Список заданий:
a - Процитируйте из интервью о переводе Пруста отрывок между словами «Елена Калашникова поговорила» и «и Николая Любимова.», включая их.
b - Напишите, что следует дальше в интервью о переводе Пруста, начиная сразу после последней приведенной фразы.

Исходный текст:
17 декабря 2014Литература
540

Елена Баевская: «Никто меня не заставляет переводить Пруста»

Елена Калашникова поговорила с лауреатом Премии им. Ваксмахера о новом переводе Пруста

текст: Елена Калашникова

— Расскажите, пожалуйста, о том, почему вы решили взяться за перевод романа «В поисках утраченного времени» Марселя Пруста. На русском это произведение из семи книг есть — в версиях Адриана Франковского и Николая Любимова.

— Идея пришла после того, как я сравнила первую страницу французской книги с русскими переводами. Просто первую страницу. С чего мне пришло в голову сравнивать? Мои друзья обнаружили какие-то темные фразы в одном из переводов и спросили, что это на самом деле должно означать. Я убедилась, что и в одном, и в другом переводе это место не совсем понятно, и стала сравнивать с французским текстом — а там все понятно. Я решила посмотреть, а как вообще, и увидела, что первая фраза переведена не совсем точно у обоих, и тогда первый раз подумала: а не попробовать ли самой.

А есть ли у вас объяснение, почему Адриан Франковский и Николай Любимов перевели первую фразу неточно?

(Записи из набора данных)
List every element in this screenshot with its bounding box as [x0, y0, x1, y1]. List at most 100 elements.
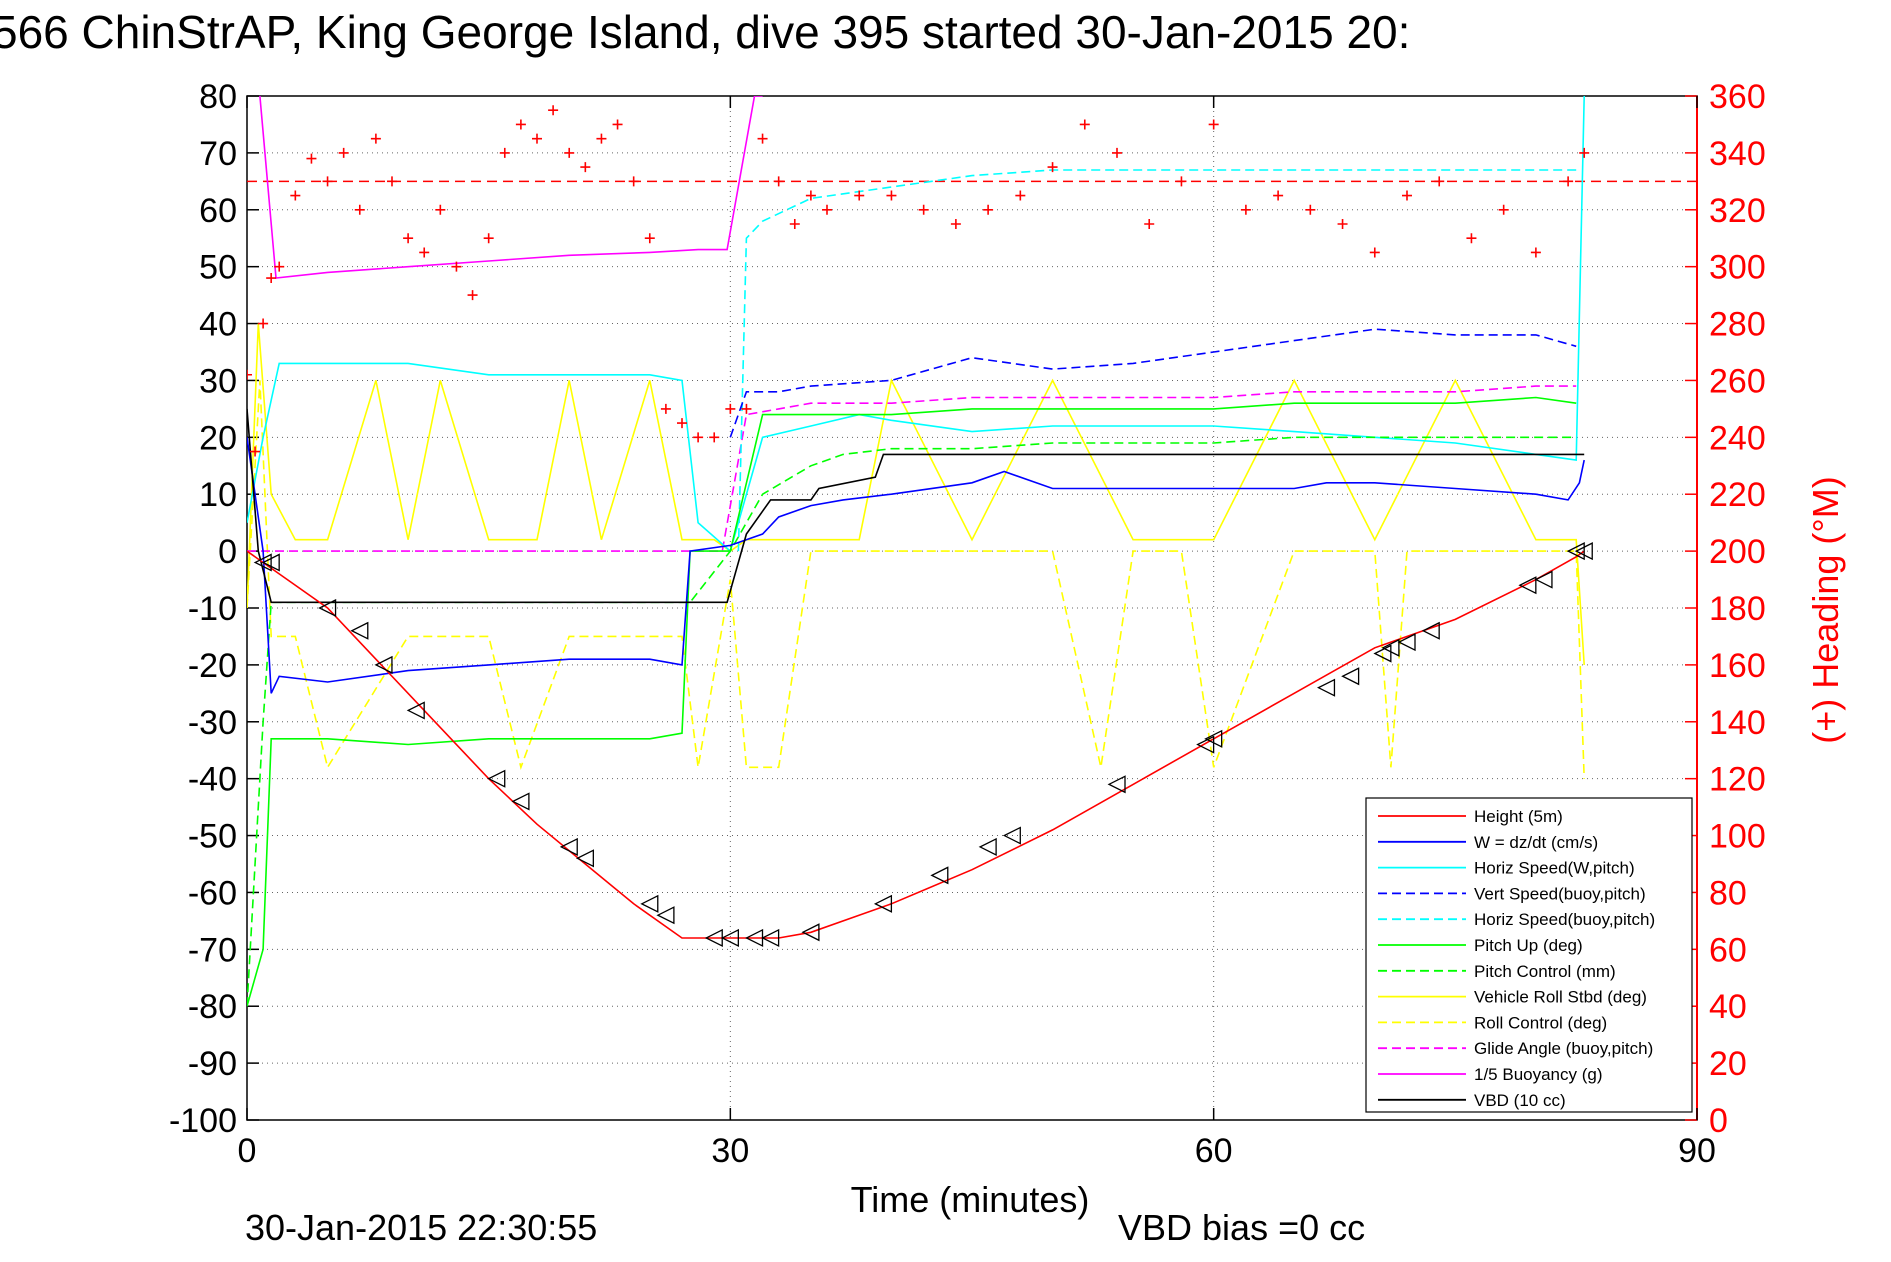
dive-marker: [1574, 542, 1593, 561]
legend-label: Pitch Up (deg): [1474, 936, 1583, 955]
heading-point: [258, 318, 269, 329]
left-tick-label: -50: [188, 818, 237, 856]
series-line-4: [737, 169, 1577, 552]
legend-box: [1365, 797, 1693, 1113]
right-tick-label: 100: [1709, 818, 1766, 856]
footer-vbd-bias: VBD bias =0 cc: [1118, 1207, 1365, 1248]
x-tick-label: 30: [711, 1132, 749, 1170]
dive-markers: [253, 542, 1593, 948]
left-tick-label: 80: [199, 78, 237, 116]
heading-point: [532, 133, 542, 144]
legend-label: Pitch Control (mm): [1474, 962, 1616, 981]
heading-point: [467, 290, 478, 301]
heading-point: [451, 261, 462, 272]
dive-marker: [1397, 633, 1416, 652]
left-tick-label: 60: [199, 192, 237, 230]
heading-point: [403, 233, 414, 244]
right-tick-label: 300: [1709, 249, 1766, 287]
heading-point: [612, 119, 623, 130]
heading-point: [564, 147, 575, 158]
dive-marker: [1002, 826, 1021, 845]
left-tick-label: 50: [199, 249, 237, 287]
heading-point: [950, 219, 961, 229]
heading-point: [322, 176, 333, 187]
heading-markers: [247, 105, 1590, 457]
dive-marker: [1341, 667, 1360, 686]
left-tick-label: 0: [218, 533, 237, 571]
heading-point: [1434, 176, 1445, 187]
right-tick-label: 160: [1709, 647, 1766, 685]
dive-marker: [873, 894, 893, 913]
left-tick-label: 40: [199, 306, 237, 344]
legend-label: W = dz/dt (cm/s): [1474, 833, 1598, 852]
heading-point: [1579, 147, 1590, 158]
dive-marker: [761, 928, 780, 948]
dive-marker: [261, 553, 280, 572]
dive-marker: [1107, 775, 1126, 794]
heading-point: [822, 204, 832, 215]
series-line-8: [247, 380, 1585, 779]
heading-point: [983, 204, 994, 215]
dive-marker: [350, 621, 369, 640]
right-tick-label: 80: [1709, 874, 1747, 912]
dive-marker: [374, 655, 393, 674]
heading-point: [1047, 162, 1058, 173]
left-tick-label: -10: [188, 590, 237, 628]
dive-marker: [487, 769, 506, 788]
heading-point: [338, 147, 349, 158]
right-tick-label: 280: [1709, 306, 1766, 344]
left-tick-label: -90: [188, 1045, 237, 1083]
right-tick-label: 260: [1709, 362, 1766, 400]
left-tick-label: -40: [188, 761, 237, 799]
heading-point: [419, 247, 430, 258]
heading-point: [580, 162, 591, 173]
right-tick-label: 240: [1709, 419, 1766, 457]
heading-point: [515, 119, 526, 130]
left-y-axis: 80 70 60 50 40 30 20 10 0 -10 -20 -30 -40 -50 -60 -70 -8…: [169, 78, 259, 1140]
legend-label: Roll Control (deg): [1474, 1013, 1607, 1032]
heading-point: [290, 190, 301, 201]
left-tick-label: -60: [188, 874, 237, 912]
right-tick-label: 120: [1709, 761, 1766, 799]
heading-point: [1240, 204, 1251, 215]
heading-point: [628, 176, 639, 187]
heading-point: [370, 133, 381, 144]
heading-point: [1112, 147, 1122, 158]
heading-point: [677, 418, 687, 429]
heading-point: [1305, 204, 1316, 215]
dive-marker: [1196, 735, 1215, 754]
dive-marker: [656, 906, 675, 925]
left-tick-label: -70: [188, 931, 237, 969]
legend-label: VBD (10 cc): [1474, 1091, 1566, 1110]
heading-point: [1079, 119, 1090, 130]
dive-marker: [1373, 644, 1392, 663]
left-tick-label: 10: [199, 476, 237, 514]
dive-marker: [1518, 576, 1537, 595]
legend-label: Horiz Speed(W,pitch): [1474, 859, 1635, 878]
series-line-1: [247, 437, 1585, 694]
right-tick-label: 20: [1709, 1045, 1747, 1083]
series-line-5: [247, 396, 1577, 1007]
right-y-axis: 3603403203002802602402202001801601401201…: [1685, 78, 1766, 1140]
heading-point: [483, 233, 494, 244]
heading-point: [725, 403, 736, 414]
heading-point: [1208, 119, 1219, 130]
heading-point: [247, 369, 252, 380]
legend-label: Vert Speed(buoy,pitch): [1474, 884, 1646, 903]
heading-point: [660, 403, 671, 414]
right-tick-label: 0: [1709, 1102, 1728, 1140]
dive-marker: [1204, 729, 1223, 748]
heading-point: [886, 190, 897, 201]
heading-point: [805, 190, 816, 201]
heading-point: [306, 153, 317, 164]
series-line-10: [259, 96, 763, 279]
heading-point: [1273, 190, 1284, 201]
grid-lines: [247, 96, 1697, 1120]
heading-point: [596, 133, 607, 144]
heading-point: [789, 219, 800, 229]
series-line-3: [729, 328, 1577, 438]
right-tick-label: 220: [1709, 476, 1766, 514]
series-line-9: [247, 385, 1577, 552]
heading-point: [1176, 176, 1187, 187]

Ответы:
a -
Елена Калашникова поговорила с лауреатом Премии им. Ваксмахера о новом переводе Пруста

текст: Елена Калашникова

— Расскажите, пожалуйста, о том, почему вы решили взяться за перевод романа «В поисках утраченного времени» Марселя Пруста. На русском это произведение из семи книг есть — в версиях Адриана Франковского и Николая Любимова.

b -
— Есть. Видимо (то есть совершенно точно), оба переводчика, когда начинали работу, не имели общего взгляда на роман целиком, когда же текст переведен, глаз замылен и не видишь несоответствий. А роман «В поисках потерянного времени» — это такой интересный текст, в котором очень важно единство, и сам Пруст настаивал, что это не серия романов, а один большой роман. Он хотел, чтобы мы читали его с начала до конца, пусть не торопясь, но целиком и подряд.

© Елена Калашникова

А сколько лет назад вы сравнили эти переводы и оригинал?

— Давно. Боюсь, это было уже двенадцать лет назад. Но не надо думать, что все двенадцать лет я только и сидела над этим переводом. За это время я сделала немало других, преподавала, что-то сама писала.

Пруст — ваша самая главная работа за последнее время?

— Получается, что да. Я перевожу «Под сенью девушек в цвету», а впереди еще пять книг. Главный герой, рассказчик Марсель, говорит: «Я понял, что я должен написать роман, только хватит ли мне времени?» И я тоже задаюсь этим вопросом.

Но вы, наверное, сразу им задавались?

— Ну да, но мы люди маленькие: как выйдет, так и выйдет.

Когда вы решили переводить Пруста, вы в аспирантуру ради этого поступили, да?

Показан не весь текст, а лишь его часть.